• **WHAT IS NEEDED**: Leave out the pictures, then reproduce the rest of the material exactly.
*-*-*
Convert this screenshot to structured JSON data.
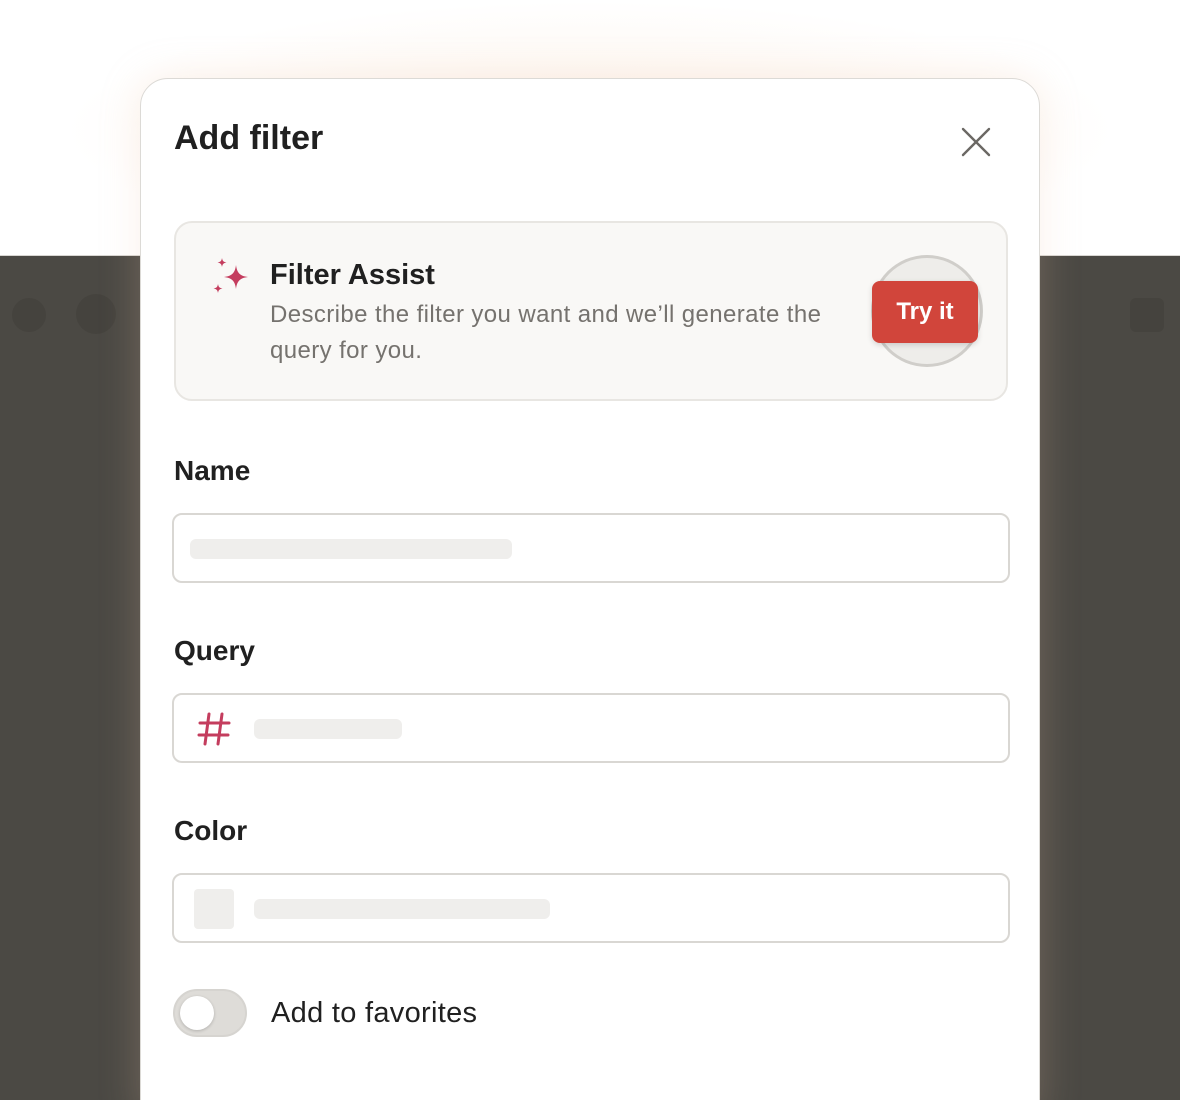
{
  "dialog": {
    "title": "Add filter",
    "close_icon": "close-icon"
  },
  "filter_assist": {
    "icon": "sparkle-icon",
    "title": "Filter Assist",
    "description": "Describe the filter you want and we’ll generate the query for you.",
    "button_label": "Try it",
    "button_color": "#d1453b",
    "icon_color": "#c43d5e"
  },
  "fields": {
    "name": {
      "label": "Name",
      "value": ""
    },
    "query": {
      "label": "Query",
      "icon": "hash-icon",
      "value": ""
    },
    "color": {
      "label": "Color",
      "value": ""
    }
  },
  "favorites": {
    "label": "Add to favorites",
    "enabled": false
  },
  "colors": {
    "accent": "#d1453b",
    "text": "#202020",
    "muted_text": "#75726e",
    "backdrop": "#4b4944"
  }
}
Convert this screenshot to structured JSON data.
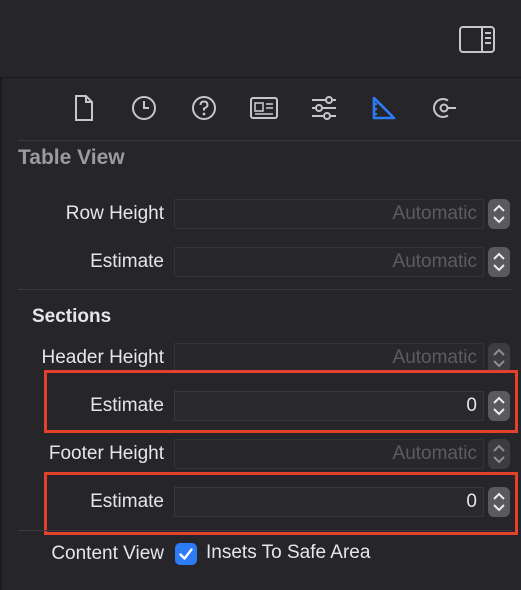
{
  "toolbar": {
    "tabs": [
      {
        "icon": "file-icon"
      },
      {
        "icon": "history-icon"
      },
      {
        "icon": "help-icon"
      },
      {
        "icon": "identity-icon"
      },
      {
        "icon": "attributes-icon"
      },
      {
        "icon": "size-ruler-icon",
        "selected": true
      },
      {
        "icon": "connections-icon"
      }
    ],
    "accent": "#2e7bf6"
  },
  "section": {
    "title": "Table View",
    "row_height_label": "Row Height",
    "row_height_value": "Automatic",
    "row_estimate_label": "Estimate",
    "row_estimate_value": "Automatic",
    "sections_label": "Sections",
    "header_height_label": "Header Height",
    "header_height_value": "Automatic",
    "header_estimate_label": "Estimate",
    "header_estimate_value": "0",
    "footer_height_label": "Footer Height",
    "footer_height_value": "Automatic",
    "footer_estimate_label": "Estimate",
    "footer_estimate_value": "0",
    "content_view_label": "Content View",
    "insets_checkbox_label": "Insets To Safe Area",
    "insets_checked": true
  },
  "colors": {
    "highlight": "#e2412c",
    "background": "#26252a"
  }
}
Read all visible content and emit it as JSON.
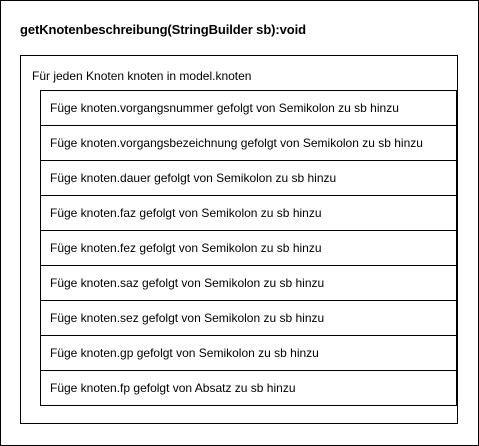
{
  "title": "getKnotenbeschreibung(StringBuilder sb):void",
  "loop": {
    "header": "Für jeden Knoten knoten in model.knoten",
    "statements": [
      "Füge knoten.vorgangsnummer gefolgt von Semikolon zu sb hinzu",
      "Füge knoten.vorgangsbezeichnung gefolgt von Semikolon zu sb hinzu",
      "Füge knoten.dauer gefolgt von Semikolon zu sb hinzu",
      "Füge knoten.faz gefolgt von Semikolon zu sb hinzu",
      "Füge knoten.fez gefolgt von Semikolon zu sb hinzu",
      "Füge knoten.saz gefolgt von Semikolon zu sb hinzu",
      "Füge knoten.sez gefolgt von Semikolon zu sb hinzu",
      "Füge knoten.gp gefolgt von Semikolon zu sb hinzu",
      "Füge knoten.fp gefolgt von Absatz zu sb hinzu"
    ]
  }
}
*-*-*
• **RESPONSE TO THIS TASK**:
Convert this screenshot to structured JSON data.
{
  "dialog": {
    "title": "Add filter",
    "close_icon": "close-icon"
  },
  "filter_assist": {
    "icon": "sparkle-icon",
    "title": "Filter Assist",
    "description": "Describe the filter you want and we’ll generate the query for you.",
    "button_label": "Try it",
    "button_color": "#d1453b",
    "icon_color": "#c43d5e"
  },
  "fields": {
    "name": {
      "label": "Name",
      "value": ""
    },
    "query": {
      "label": "Query",
      "icon": "hash-icon",
      "value": ""
    },
    "color": {
      "label": "Color",
      "value": ""
    }
  },
  "favorites": {
    "label": "Add to favorites",
    "enabled": false
  },
  "colors": {
    "accent": "#d1453b",
    "text": "#202020",
    "muted_text": "#75726e",
    "backdrop": "#4b4944"
  }
}
Convert this screenshot to structured JSON data.
{
  "toolbar": {
    "tabs": [
      {
        "icon": "file-icon"
      },
      {
        "icon": "history-icon"
      },
      {
        "icon": "help-icon"
      },
      {
        "icon": "identity-icon"
      },
      {
        "icon": "attributes-icon"
      },
      {
        "icon": "size-ruler-icon",
        "selected": true
      },
      {
        "icon": "connections-icon"
      }
    ],
    "accent": "#2e7bf6"
  },
  "section": {
    "title": "Table View",
    "row_height_label": "Row Height",
    "row_height_value": "Automatic",
    "row_estimate_label": "Estimate",
    "row_estimate_value": "Automatic",
    "sections_label": "Sections",
    "header_height_label": "Header Height",
    "header_height_value": "Automatic",
    "header_estimate_label": "Estimate",
    "header_estimate_value": "0",
    "footer_height_label": "Footer Height",
    "footer_height_value": "Automatic",
    "footer_estimate_label": "Estimate",
    "footer_estimate_value": "0",
    "content_view_label": "Content View",
    "insets_checkbox_label": "Insets To Safe Area",
    "insets_checked": true
  },
  "colors": {
    "highlight": "#e2412c",
    "background": "#26252a"
  }
}
Read all visible content and emit it as JSON.
{
  "title": "getKnotenbeschreibung(StringBuilder sb):void",
  "loop": {
    "header": "Für jeden Knoten knoten in model.knoten",
    "statements": [
      "Füge knoten.vorgangsnummer gefolgt von Semikolon zu sb hinzu",
      "Füge knoten.vorgangsbezeichnung gefolgt von Semikolon zu sb hinzu",
      "Füge knoten.dauer gefolgt von Semikolon zu sb hinzu",
      "Füge knoten.faz gefolgt von Semikolon zu sb hinzu",
      "Füge knoten.fez gefolgt von Semikolon zu sb hinzu",
      "Füge knoten.saz gefolgt von Semikolon zu sb hinzu",
      "Füge knoten.sez gefolgt von Semikolon zu sb hinzu",
      "Füge knoten.gp gefolgt von Semikolon zu sb hinzu",
      "Füge knoten.fp gefolgt von Absatz zu sb hinzu"
    ]
  }
}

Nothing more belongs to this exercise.